> **Exercise task**
Can you convert the items below into a JSON list of strings, with one string per line and blank lines left out?

-- START Supplied information --

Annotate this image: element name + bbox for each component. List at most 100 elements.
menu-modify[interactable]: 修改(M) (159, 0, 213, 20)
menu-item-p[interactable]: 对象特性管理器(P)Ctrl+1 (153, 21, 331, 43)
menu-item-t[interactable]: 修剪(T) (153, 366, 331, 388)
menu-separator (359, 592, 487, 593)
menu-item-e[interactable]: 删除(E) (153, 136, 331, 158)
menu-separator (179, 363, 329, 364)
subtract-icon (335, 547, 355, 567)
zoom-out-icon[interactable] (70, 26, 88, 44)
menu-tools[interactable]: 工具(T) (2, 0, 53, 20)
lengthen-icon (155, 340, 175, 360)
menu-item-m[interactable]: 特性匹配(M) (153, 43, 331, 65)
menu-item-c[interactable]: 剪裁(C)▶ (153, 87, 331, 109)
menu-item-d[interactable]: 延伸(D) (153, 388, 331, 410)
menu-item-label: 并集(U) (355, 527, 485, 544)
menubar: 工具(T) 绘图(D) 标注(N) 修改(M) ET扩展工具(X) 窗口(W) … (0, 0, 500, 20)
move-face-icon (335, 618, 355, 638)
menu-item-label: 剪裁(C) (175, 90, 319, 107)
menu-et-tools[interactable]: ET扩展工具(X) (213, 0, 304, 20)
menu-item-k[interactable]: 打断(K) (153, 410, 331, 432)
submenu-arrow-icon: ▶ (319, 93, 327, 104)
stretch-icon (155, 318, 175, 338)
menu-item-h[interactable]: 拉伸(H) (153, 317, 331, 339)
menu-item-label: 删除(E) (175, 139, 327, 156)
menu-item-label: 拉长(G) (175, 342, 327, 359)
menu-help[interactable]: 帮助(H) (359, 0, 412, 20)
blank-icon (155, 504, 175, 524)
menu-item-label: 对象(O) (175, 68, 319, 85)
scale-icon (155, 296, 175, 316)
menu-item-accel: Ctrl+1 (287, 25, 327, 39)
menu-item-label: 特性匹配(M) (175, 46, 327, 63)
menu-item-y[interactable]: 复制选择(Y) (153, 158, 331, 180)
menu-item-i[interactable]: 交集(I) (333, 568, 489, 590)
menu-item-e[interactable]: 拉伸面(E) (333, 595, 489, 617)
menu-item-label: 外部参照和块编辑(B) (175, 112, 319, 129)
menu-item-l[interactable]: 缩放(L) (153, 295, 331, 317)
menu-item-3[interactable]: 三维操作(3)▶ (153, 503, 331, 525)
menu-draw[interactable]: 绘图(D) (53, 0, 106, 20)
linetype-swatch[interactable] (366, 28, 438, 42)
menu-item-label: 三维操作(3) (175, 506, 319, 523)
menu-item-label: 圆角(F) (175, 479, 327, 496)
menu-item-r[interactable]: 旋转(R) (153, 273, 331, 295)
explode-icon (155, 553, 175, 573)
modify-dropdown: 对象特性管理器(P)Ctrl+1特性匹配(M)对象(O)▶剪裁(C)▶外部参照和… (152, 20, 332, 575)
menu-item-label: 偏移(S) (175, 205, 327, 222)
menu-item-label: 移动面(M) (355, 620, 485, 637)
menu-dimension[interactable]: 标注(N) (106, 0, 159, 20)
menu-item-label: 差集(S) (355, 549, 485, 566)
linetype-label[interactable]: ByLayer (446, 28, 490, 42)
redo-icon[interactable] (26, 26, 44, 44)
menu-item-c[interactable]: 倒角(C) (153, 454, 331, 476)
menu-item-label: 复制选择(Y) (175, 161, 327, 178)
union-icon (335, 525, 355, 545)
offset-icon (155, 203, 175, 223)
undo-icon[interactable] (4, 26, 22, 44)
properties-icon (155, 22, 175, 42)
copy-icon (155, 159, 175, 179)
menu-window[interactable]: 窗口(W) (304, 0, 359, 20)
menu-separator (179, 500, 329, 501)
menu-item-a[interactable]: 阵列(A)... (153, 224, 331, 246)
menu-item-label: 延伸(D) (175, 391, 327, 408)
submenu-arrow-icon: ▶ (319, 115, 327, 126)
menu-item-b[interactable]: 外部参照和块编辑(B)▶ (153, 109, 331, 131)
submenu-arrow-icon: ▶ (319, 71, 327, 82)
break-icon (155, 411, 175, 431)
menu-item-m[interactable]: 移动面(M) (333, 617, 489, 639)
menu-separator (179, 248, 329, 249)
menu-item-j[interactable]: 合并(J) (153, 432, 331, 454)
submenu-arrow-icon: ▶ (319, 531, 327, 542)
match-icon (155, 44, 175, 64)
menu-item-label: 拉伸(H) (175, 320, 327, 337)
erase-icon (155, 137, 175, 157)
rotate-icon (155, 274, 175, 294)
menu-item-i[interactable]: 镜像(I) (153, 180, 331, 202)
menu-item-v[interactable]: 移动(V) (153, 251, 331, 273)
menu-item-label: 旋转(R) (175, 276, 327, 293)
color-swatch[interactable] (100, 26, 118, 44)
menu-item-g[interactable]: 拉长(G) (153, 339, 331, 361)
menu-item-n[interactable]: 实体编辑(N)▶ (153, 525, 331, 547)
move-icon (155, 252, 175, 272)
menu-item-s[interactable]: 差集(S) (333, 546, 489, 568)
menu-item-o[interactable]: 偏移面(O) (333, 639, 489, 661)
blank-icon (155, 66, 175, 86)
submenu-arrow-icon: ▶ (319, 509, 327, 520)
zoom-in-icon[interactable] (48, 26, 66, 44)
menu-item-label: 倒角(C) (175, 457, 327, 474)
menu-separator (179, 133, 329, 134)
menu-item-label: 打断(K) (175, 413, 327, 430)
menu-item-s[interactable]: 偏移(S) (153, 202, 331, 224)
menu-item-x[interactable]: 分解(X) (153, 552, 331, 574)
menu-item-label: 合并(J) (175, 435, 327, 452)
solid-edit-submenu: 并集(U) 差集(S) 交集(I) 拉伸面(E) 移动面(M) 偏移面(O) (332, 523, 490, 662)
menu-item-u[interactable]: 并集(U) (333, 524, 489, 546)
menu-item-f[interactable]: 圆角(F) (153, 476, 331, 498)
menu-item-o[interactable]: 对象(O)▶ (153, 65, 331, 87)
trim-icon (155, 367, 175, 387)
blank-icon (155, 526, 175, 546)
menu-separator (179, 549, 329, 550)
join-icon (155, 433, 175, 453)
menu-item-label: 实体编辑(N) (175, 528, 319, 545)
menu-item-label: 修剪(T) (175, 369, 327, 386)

-- END Supplied information --

> **Solution to the problem**
[
  "Annotate this image: element name + bbox for each component. List at most 100 elements.",
  "menu-modify[interactable]: 修改(M) (159, 0, 213, 20)",
  "menu-item-p[interactable]: 对象特性管理器(P)Ctrl+1 (153, 21, 331, 43)",
  "menu-item-t[interactable]: 修剪(T) (153, 366, 331, 388)",
  "menu-separator (359, 592, 487, 593)",
  "menu-item-e[interactable]: 删除(E) (153, 136, 331, 158)",
  "menu-separator (179, 363, 329, 364)",
  "subtract-icon (335, 547, 355, 567)",
  "zoom-out-icon[interactable] (70, 26, 88, 44)",
  "menu-tools[interactable]: 工具(T) (2, 0, 53, 20)",
  "lengthen-icon (155, 340, 175, 360)",
  "menu-item-m[interactable]: 特性匹配(M) (153, 43, 331, 65)",
  "menu-item-c[interactable]: 剪裁(C)▶ (153, 87, 331, 109)",
  "menu-item-d[interactable]: 延伸(D) (153, 388, 331, 410)",
  "menu-item-label: 并集(U) (355, 527, 485, 544)",
  "menubar: 工具(T) 绘图(D) 标注(N) 修改(M) ET扩展工具(X) 窗口(W) … (0, 0, 500, 20)",
  "move-face-icon (335, 618, 355, 638)",
  "menu-item-label: 剪裁(C) (175, 90, 319, 107)",
  "menu-et-tools[interactable]: ET扩展工具(X) (213, 0, 304, 20)",
  "menu-item-k[interactable]: 打断(K) (153, 410, 331, 432)",
  "submenu-arrow-icon: ▶ (319, 93, 327, 104)",
  "stretch-icon (155, 318, 175, 338)",
  "menu-item-h[interactable]: 拉伸(H) (153, 317, 331, 339)",
  "menu-item-label: 删除(E) (175, 139, 327, 156)",
  "menu-item-label: 拉长(G) (175, 342, 327, 359)",
  "menu-help[interactable]: 帮助(H) (359, 0, 412, 20)",
  "blank-icon (155, 504, 175, 524)",
  "menu-item-label: 对象(O) (175, 68, 319, 85)",
  "scale-icon (155, 296, 175, 316)",
  "menu-item-accel: Ctrl+1 (287, 25, 327, 39)",
  "menu-item-label: 特性匹配(M) (175, 46, 327, 63)",
  "menu-item-y[interactable]: 复制选择(Y) (153, 158, 331, 180)",
  "menu-item-i[interactable]: 交集(I) (333, 568, 489, 590)",
  "menu-item-e[interactable]: 拉伸面(E) (333, 595, 489, 617)",
  "menu-item-label: 外部参照和块编辑(B) (175, 112, 319, 129)",
  "menu-item-l[interactable]: 缩放(L) (153, 295, 331, 317)",
  "menu-item-3[interactable]: 三维操作(3)▶ (153, 503, 331, 525)",
  "menu-draw[interactable]: 绘图(D) (53, 0, 106, 20)",
  "linetype-swatch[interactable] (366, 28, 438, 42)",
  "menu-item-label: 三维操作(3) (175, 506, 319, 523)",
  "menu-item-label: 圆角(F) (175, 479, 327, 496)",
  "menu-item-r[interactable]: 旋转(R) (153, 273, 331, 295)",
  "explode-icon (155, 553, 175, 573)",
  "modify-dropdown: 对象特性管理器(P)Ctrl+1特性匹配(M)对象(O)▶剪裁(C)▶外部参照和… (152, 20, 332, 575)",
  "menu-item-label: 偏移(S) (175, 205, 327, 222)",
  "menu-item-label: 移动面(M) (355, 620, 485, 637)",
  "menu-dimension[interactable]: 标注(N) (106, 0, 159, 20)",
  "menu-item-label: 差集(S) (355, 549, 485, 566)",
  "linetype-label[interactable]: ByLayer (446, 28, 490, 42)",
  "redo-icon[interactable] (26, 26, 44, 44)",
  "menu-item-c[interactable]: 倒角(C) (153, 454, 331, 476)",
  "menu-item-label: 复制选择(Y) (175, 161, 327, 178)",
  "union-icon (335, 525, 355, 545)",
  "offset-icon (155, 203, 175, 223)",
  "undo-icon[interactable] (4, 26, 22, 44)",
  "properties-icon (155, 22, 175, 42)",
  "copy-icon (155, 159, 175, 179)",
  "menu-window[interactable]: 窗口(W) (304, 0, 359, 20)",
  "menu-separator (179, 500, 329, 501)",
  "menu-item-a[interactable]: 阵列(A)... (153, 224, 331, 246)",
  "menu-item-label: 延伸(D) (175, 391, 327, 408)",
  "submenu-arrow-icon: ▶ (319, 115, 327, 126)",
  "menu-item-b[interactable]: 外部参照和块编辑(B)▶ (153, 109, 331, 131)",
  "submenu-arrow-icon: ▶ (319, 71, 327, 82)",
  "break-icon (155, 411, 175, 431)",
  "menu-item-m[interactable]: 移动面(M) (333, 617, 489, 639)",
  "menu-separator (179, 248, 329, 249)",
  "menu-item-j[interactable]: 合并(J) (153, 432, 331, 454)",
  "submenu-arrow-icon: ▶ (319, 531, 327, 542)",
  "match-icon (155, 44, 175, 64)",
  "menu-item-label: 拉伸(H) (175, 320, 327, 337)",
  "erase-icon (155, 137, 175, 157)",
  "rotate-icon (155, 274, 175, 294)",
  "menu-item-i[interactable]: 镜像(I) (153, 180, 331, 202)",
  "menu-item-v[interactable]: 移动(V) (153, 251, 331, 273)",
  "menu-item-label: 旋转(R) (175, 276, 327, 293)",
  "color-swatch[interactable] (100, 26, 118, 44)",
  "menu-item-g[interactable]: 拉长(G) (153, 339, 331, 361)",
  "menu-item-n[interactable]: 实体编辑(N)▶ (153, 525, 331, 547)",
  "move-icon (155, 252, 175, 272)",
  "menu-item-s[interactable]: 差集(S) (333, 546, 489, 568)",
  "menu-item-o[interactable]: 偏移面(O) (333, 639, 489, 661)",
  "blank-icon (155, 66, 175, 86)",
  "submenu-arrow-icon: ▶ (319, 509, 327, 520)",
  "zoom-in-icon[interactable] (48, 26, 66, 44)",
  "menu-item-label: 倒角(C) (175, 457, 327, 474)",
  "menu-separator (179, 133, 329, 134)",
  "menu-item-label: 打断(K) (175, 413, 327, 430)",
  "menu-item-s[interactable]: 偏移(S) (153, 202, 331, 224)",
  "menu-item-x[interactable]: 分解(X) (153, 552, 331, 574)",
  "menu-item-label: 合并(J) (175, 435, 327, 452)",
  "solid-edit-submenu: 并集(U) 差集(S) 交集(I) 拉伸面(E) 移动面(M) 偏移面(O) (332, 523, 490, 662)",
  "menu-item-u[interactable]: 并集(U) (333, 524, 489, 546)",
  "menu-item-f[interactable]: 圆角(F) (153, 476, 331, 498)",
  "menu-item-o[interactable]: 对象(O)▶ (153, 65, 331, 87)",
  "trim-icon (155, 367, 175, 387)",
  "blank-icon (155, 526, 175, 546)",
  "menu-separator (179, 549, 329, 550)",
  "join-icon (155, 433, 175, 453)",
  "menu-item-label: 实体编辑(N) (175, 528, 319, 545)",
  "menu-item-label: 修剪(T) (175, 369, 327, 386)"
]